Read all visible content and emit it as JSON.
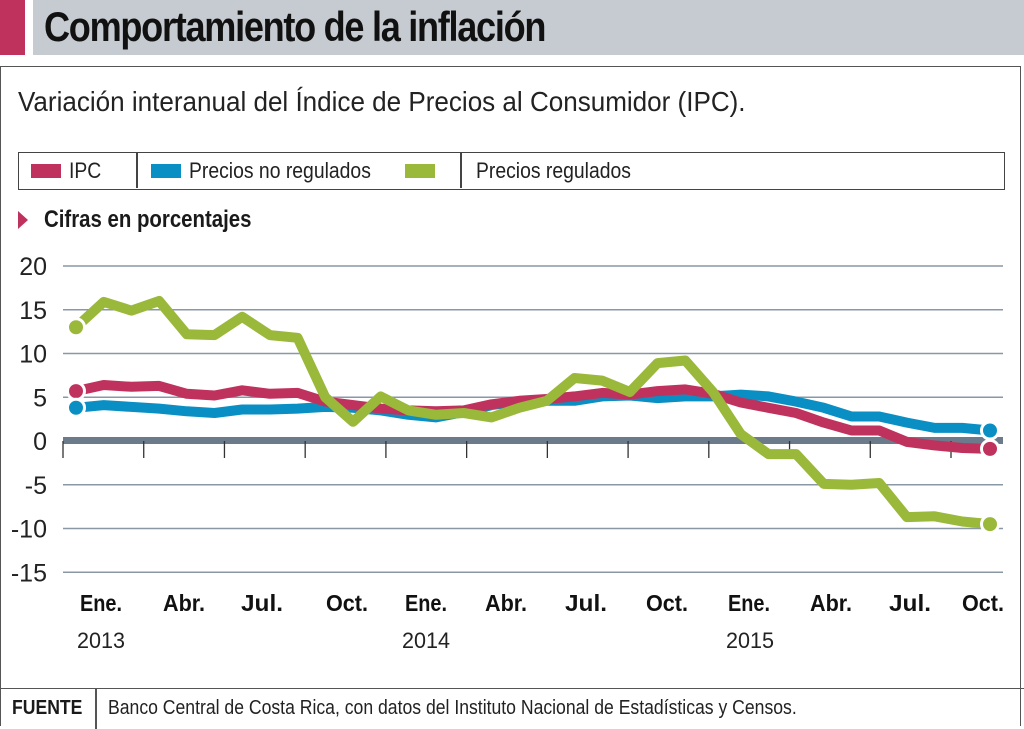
{
  "header": {
    "title": "Comportamiento de la inflación",
    "subtitle": "Variación interanual del Índice de Precios al Consumidor (IPC).",
    "units_note": "Cifras en porcentajes",
    "accent_color": "#c0325e"
  },
  "legend": {
    "items": [
      {
        "label": "IPC",
        "color": "#c0325e"
      },
      {
        "label": "Precios no regulados",
        "color": "#0a8fc4"
      },
      {
        "label": "Precios regulados",
        "color": "#9ab83a"
      }
    ]
  },
  "footer": {
    "label": "FUENTE",
    "text": "Banco Central de Costa Rica, con datos del Instituto Nacional de Estadísticas y Censos."
  },
  "chart_data": {
    "type": "line",
    "title": "Comportamiento de la inflación",
    "subtitle": "Variación interanual del Índice de Precios al Consumidor (IPC).",
    "xlabel": "",
    "ylabel": "Cifras en porcentajes",
    "ylim": [
      -15,
      20
    ],
    "yticks": [
      20,
      15,
      10,
      5,
      0,
      -5,
      -10,
      -15
    ],
    "grid": true,
    "legend_position": "top",
    "x": [
      "2013-01",
      "2013-02",
      "2013-03",
      "2013-04",
      "2013-05",
      "2013-06",
      "2013-07",
      "2013-08",
      "2013-09",
      "2013-10",
      "2013-11",
      "2013-12",
      "2014-01",
      "2014-02",
      "2014-03",
      "2014-04",
      "2014-05",
      "2014-06",
      "2014-07",
      "2014-08",
      "2014-09",
      "2014-10",
      "2014-11",
      "2014-12",
      "2015-01",
      "2015-02",
      "2015-03",
      "2015-04",
      "2015-05",
      "2015-06",
      "2015-07",
      "2015-08",
      "2015-09",
      "2015-10"
    ],
    "x_tick_labels": [
      "Ene.",
      "Abr.",
      "Jul.",
      "Oct.",
      "Ene.",
      "Abr.",
      "Jul.",
      "Oct.",
      "Ene.",
      "Abr.",
      "Jul.",
      "Oct."
    ],
    "x_tick_month_index": [
      0,
      3,
      6,
      9,
      12,
      15,
      18,
      21,
      24,
      27,
      30,
      33
    ],
    "year_labels": [
      {
        "label": "2013",
        "month_index": 0
      },
      {
        "label": "2014",
        "month_index": 12
      },
      {
        "label": "2015",
        "month_index": 24
      }
    ],
    "series": [
      {
        "name": "IPC",
        "color": "#c0325e",
        "values": [
          5.7,
          6.4,
          6.2,
          6.3,
          5.4,
          5.2,
          5.8,
          5.4,
          5.5,
          4.5,
          4.1,
          3.7,
          3.5,
          3.4,
          3.5,
          4.2,
          4.6,
          4.8,
          5.1,
          5.5,
          5.3,
          5.7,
          5.9,
          5.4,
          4.4,
          3.8,
          3.2,
          2.1,
          1.2,
          1.2,
          -0.1,
          -0.5,
          -0.8,
          -0.9
        ]
      },
      {
        "name": "Precios no regulados",
        "color": "#0a8fc4",
        "values": [
          3.8,
          4.1,
          3.9,
          3.7,
          3.4,
          3.2,
          3.6,
          3.6,
          3.7,
          3.9,
          3.8,
          3.5,
          3.0,
          2.7,
          3.3,
          4.1,
          4.5,
          4.6,
          4.6,
          5.1,
          5.2,
          4.9,
          5.1,
          5.1,
          5.3,
          5.1,
          4.5,
          3.8,
          2.8,
          2.8,
          2.1,
          1.5,
          1.5,
          1.2
        ]
      },
      {
        "name": "Precios regulados",
        "color": "#9ab83a",
        "values": [
          13.0,
          15.9,
          14.9,
          16.0,
          12.2,
          12.1,
          14.2,
          12.1,
          11.8,
          5.0,
          2.2,
          5.1,
          3.5,
          3.0,
          3.2,
          2.7,
          3.8,
          4.6,
          7.2,
          6.9,
          5.6,
          8.9,
          9.2,
          5.6,
          0.8,
          -1.5,
          -1.5,
          -4.9,
          -5.0,
          -4.8,
          -8.7,
          -8.6,
          -9.2,
          -9.5
        ]
      }
    ]
  }
}
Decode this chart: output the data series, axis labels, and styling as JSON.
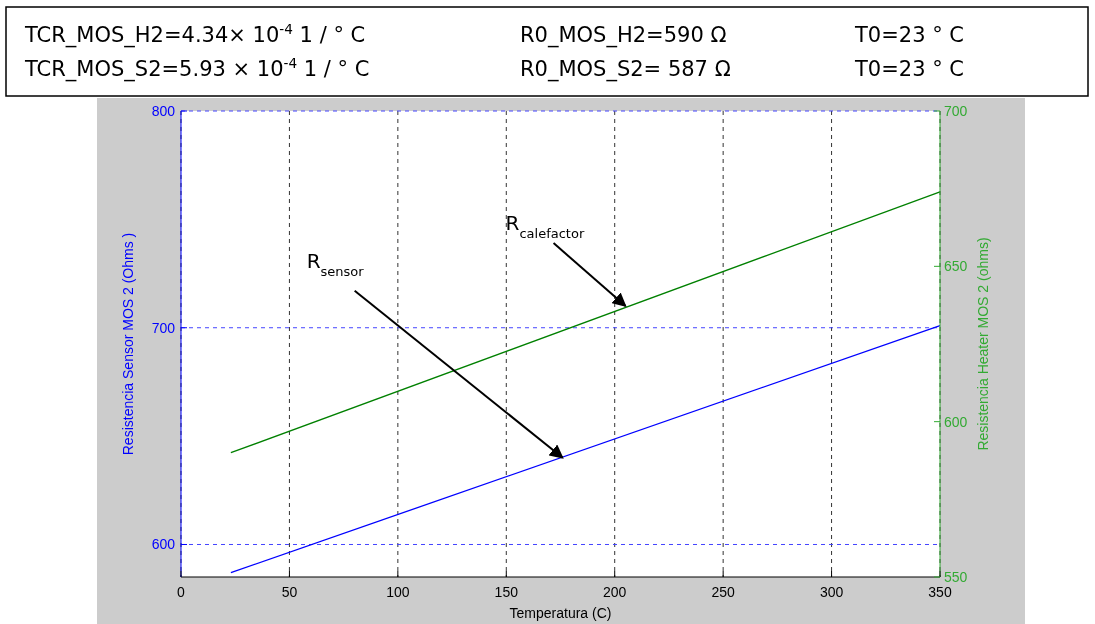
{
  "chart_data": {
    "type": "line",
    "xlabel": "Temperatura (C)",
    "ylabel": "Resistencia Sensor MOS 2  (Ohms )",
    "y2label": "Resistencia Heater MOS 2  (ohms)",
    "xlim": [
      0,
      350
    ],
    "xticks": [
      0,
      50,
      100,
      150,
      200,
      250,
      300,
      350
    ],
    "ylim": [
      585,
      800
    ],
    "yticks": [
      600,
      700,
      800
    ],
    "y2lim": [
      550,
      700
    ],
    "y2ticks": [
      550,
      600,
      650,
      700
    ],
    "grid": true,
    "marker": "none",
    "line_style": "solid",
    "x": [
      23,
      350
    ],
    "series": [
      {
        "color": "#0000ff",
        "values": [
          587,
          701
        ]
      },
      {
        "color": "#008000",
        "values": [
          590,
          674
        ],
        "axis": "y2"
      }
    ],
    "annotations": [
      "TCR_MOS_H2=4.34× 10$^{-4}$ 1 / ° C",
      "R0_MOS_H2=590 Ω",
      "T0=23 ° C",
      "TCR_MOS_S2=5.93 × 10$^{-4}$ 1 / ° C",
      "R0_MOS_S2= 587 Ω",
      "T0=23 ° C",
      {
        "text": "R$_{sensor}$",
        "x": 176,
        "y": 640
      },
      {
        "text": "R$_{calefactor}$",
        "x": 205,
        "y": 710
      }
    ]
  }
}
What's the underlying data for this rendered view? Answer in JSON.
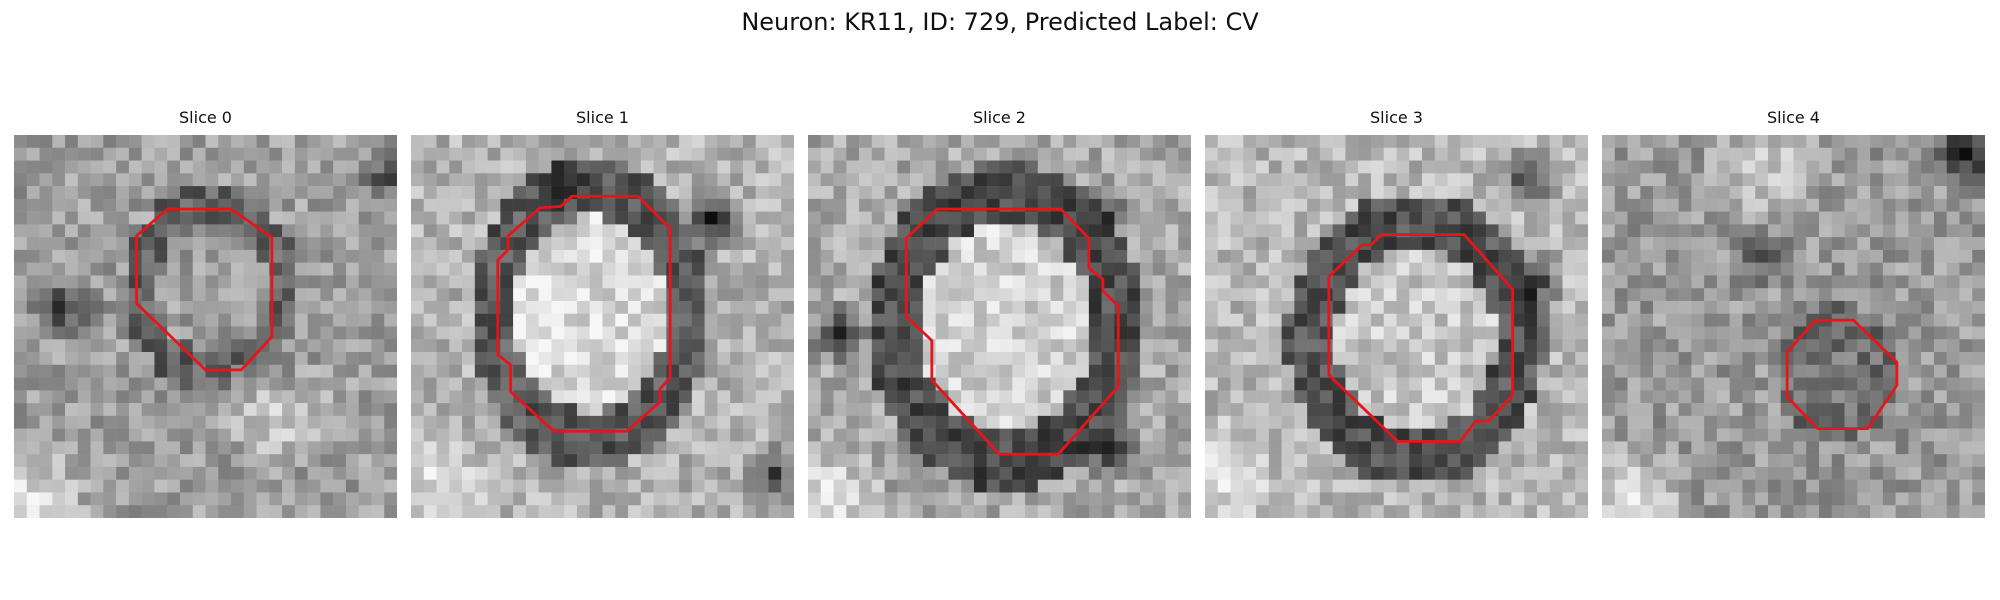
{
  "figure": {
    "title": "Neuron: KR11, ID: 729, Predicted Label: CV",
    "contour_color": "#e8141c"
  },
  "panels": [
    {
      "title": "Slice 0"
    },
    {
      "title": "Slice 1"
    },
    {
      "title": "Slice 2"
    },
    {
      "title": "Slice 3"
    },
    {
      "title": "Slice 4"
    }
  ]
}
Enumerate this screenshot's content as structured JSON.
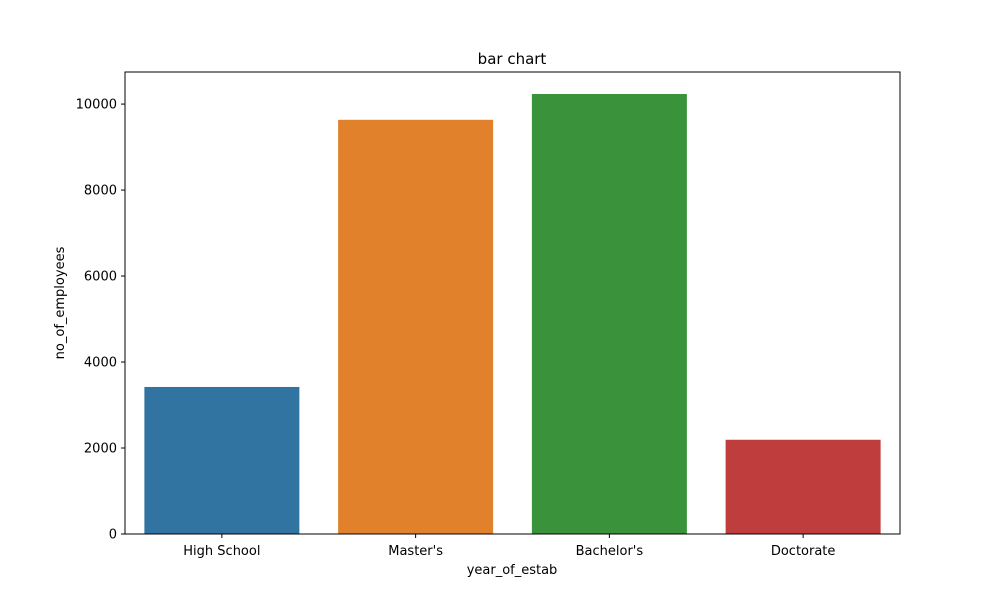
{
  "chart_data": {
    "type": "bar",
    "title": "bar chart",
    "xlabel": "year_of_estab",
    "ylabel": "no_of_employees",
    "categories": [
      "High School",
      "Master's",
      "Bachelor's",
      "Doctorate"
    ],
    "values": [
      3420,
      9634,
      10234,
      2192
    ],
    "colors": [
      "#3274a1",
      "#e1812c",
      "#3a923a",
      "#c03d3e"
    ],
    "ylim": [
      0,
      10746
    ],
    "yticks": [
      0,
      2000,
      4000,
      6000,
      8000,
      10000
    ],
    "grid": false,
    "legend": "none"
  }
}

* _Problem details_:
Leave out the pictures and copy the rest of the material above exactly.

* _Solution to the exercise_:
Read all visible content and emit it as JSON.
{
  "header": {
    "title": "Comportamiento de la inflación",
    "subtitle": "Variación interanual del Índice de Precios al Consumidor (IPC).",
    "units_note": "Cifras en porcentajes",
    "accent_color": "#c0325e"
  },
  "legend": {
    "items": [
      {
        "label": "IPC",
        "color": "#c0325e"
      },
      {
        "label": "Precios no regulados",
        "color": "#0a8fc4"
      },
      {
        "label": "Precios regulados",
        "color": "#9ab83a"
      }
    ]
  },
  "footer": {
    "label": "FUENTE",
    "text": "Banco Central de Costa Rica, con datos del Instituto Nacional de Estadísticas y Censos."
  },
  "chart_data": {
    "type": "line",
    "title": "Comportamiento de la inflación",
    "subtitle": "Variación interanual del Índice de Precios al Consumidor (IPC).",
    "xlabel": "",
    "ylabel": "Cifras en porcentajes",
    "ylim": [
      -15,
      20
    ],
    "yticks": [
      20,
      15,
      10,
      5,
      0,
      -5,
      -10,
      -15
    ],
    "grid": true,
    "legend_position": "top",
    "x": [
      "2013-01",
      "2013-02",
      "2013-03",
      "2013-04",
      "2013-05",
      "2013-06",
      "2013-07",
      "2013-08",
      "2013-09",
      "2013-10",
      "2013-11",
      "2013-12",
      "2014-01",
      "2014-02",
      "2014-03",
      "2014-04",
      "2014-05",
      "2014-06",
      "2014-07",
      "2014-08",
      "2014-09",
      "2014-10",
      "2014-11",
      "2014-12",
      "2015-01",
      "2015-02",
      "2015-03",
      "2015-04",
      "2015-05",
      "2015-06",
      "2015-07",
      "2015-08",
      "2015-09",
      "2015-10"
    ],
    "x_tick_labels": [
      "Ene.",
      "Abr.",
      "Jul.",
      "Oct.",
      "Ene.",
      "Abr.",
      "Jul.",
      "Oct.",
      "Ene.",
      "Abr.",
      "Jul.",
      "Oct."
    ],
    "x_tick_month_index": [
      0,
      3,
      6,
      9,
      12,
      15,
      18,
      21,
      24,
      27,
      30,
      33
    ],
    "year_labels": [
      {
        "label": "2013",
        "month_index": 0
      },
      {
        "label": "2014",
        "month_index": 12
      },
      {
        "label": "2015",
        "month_index": 24
      }
    ],
    "series": [
      {
        "name": "IPC",
        "color": "#c0325e",
        "values": [
          5.7,
          6.4,
          6.2,
          6.3,
          5.4,
          5.2,
          5.8,
          5.4,
          5.5,
          4.5,
          4.1,
          3.7,
          3.5,
          3.4,
          3.5,
          4.2,
          4.6,
          4.8,
          5.1,
          5.5,
          5.3,
          5.7,
          5.9,
          5.4,
          4.4,
          3.8,
          3.2,
          2.1,
          1.2,
          1.2,
          -0.1,
          -0.5,
          -0.8,
          -0.9
        ]
      },
      {
        "name": "Precios no regulados",
        "color": "#0a8fc4",
        "values": [
          3.8,
          4.1,
          3.9,
          3.7,
          3.4,
          3.2,
          3.6,
          3.6,
          3.7,
          3.9,
          3.8,
          3.5,
          3.0,
          2.7,
          3.3,
          4.1,
          4.5,
          4.6,
          4.6,
          5.1,
          5.2,
          4.9,
          5.1,
          5.1,
          5.3,
          5.1,
          4.5,
          3.8,
          2.8,
          2.8,
          2.1,
          1.5,
          1.5,
          1.2
        ]
      },
      {
        "name": "Precios regulados",
        "color": "#9ab83a",
        "values": [
          13.0,
          15.9,
          14.9,
          16.0,
          12.2,
          12.1,
          14.2,
          12.1,
          11.8,
          5.0,
          2.2,
          5.1,
          3.5,
          3.0,
          3.2,
          2.7,
          3.8,
          4.6,
          7.2,
          6.9,
          5.6,
          8.9,
          9.2,
          5.6,
          0.8,
          -1.5,
          -1.5,
          -4.9,
          -5.0,
          -4.8,
          -8.7,
          -8.6,
          -9.2,
          -9.5
        ]
      }
    ]
  }
}
Decode this chart: output the data series, axis labels, and styling as JSON.
{
  "chart_data": {
    "type": "line",
    "xlabel": "Temperatura (C)",
    "ylabel": "Resistencia Sensor MOS 2  (Ohms )",
    "y2label": "Resistencia Heater MOS 2  (ohms)",
    "xlim": [
      0,
      350
    ],
    "xticks": [
      0,
      50,
      100,
      150,
      200,
      250,
      300,
      350
    ],
    "ylim": [
      585,
      800
    ],
    "yticks": [
      600,
      700,
      800
    ],
    "y2lim": [
      550,
      700
    ],
    "y2ticks": [
      550,
      600,
      650,
      700
    ],
    "grid": true,
    "marker": "none",
    "line_style": "solid",
    "x": [
      23,
      350
    ],
    "series": [
      {
        "color": "#0000ff",
        "values": [
          587,
          701
        ]
      },
      {
        "color": "#008000",
        "values": [
          590,
          674
        ],
        "axis": "y2"
      }
    ],
    "annotations": [
      "TCR_MOS_H2=4.34× 10$^{-4}$ 1 / ° C",
      "R0_MOS_H2=590 Ω",
      "T0=23 ° C",
      "TCR_MOS_S2=5.93 × 10$^{-4}$ 1 / ° C",
      "R0_MOS_S2= 587 Ω",
      "T0=23 ° C",
      {
        "text": "R$_{sensor}$",
        "x": 176,
        "y": 640
      },
      {
        "text": "R$_{calefactor}$",
        "x": 205,
        "y": 710
      }
    ]
  }
}
What's the underlying data for this rendered view? Answer in JSON.
{
  "figure": {
    "title": "Neuron: KR11, ID: 729, Predicted Label: CV",
    "contour_color": "#e8141c"
  },
  "panels": [
    {
      "title": "Slice 0"
    },
    {
      "title": "Slice 1"
    },
    {
      "title": "Slice 2"
    },
    {
      "title": "Slice 3"
    },
    {
      "title": "Slice 4"
    }
  ]
}
Enumerate this screenshot's content as structured JSON.
{
  "chart_data": {
    "type": "bar",
    "title": "bar chart",
    "xlabel": "year_of_estab",
    "ylabel": "no_of_employees",
    "categories": [
      "High School",
      "Master's",
      "Bachelor's",
      "Doctorate"
    ],
    "values": [
      3420,
      9634,
      10234,
      2192
    ],
    "colors": [
      "#3274a1",
      "#e1812c",
      "#3a923a",
      "#c03d3e"
    ],
    "ylim": [
      0,
      10746
    ],
    "yticks": [
      0,
      2000,
      4000,
      6000,
      8000,
      10000
    ],
    "grid": false,
    "legend": "none"
  }
}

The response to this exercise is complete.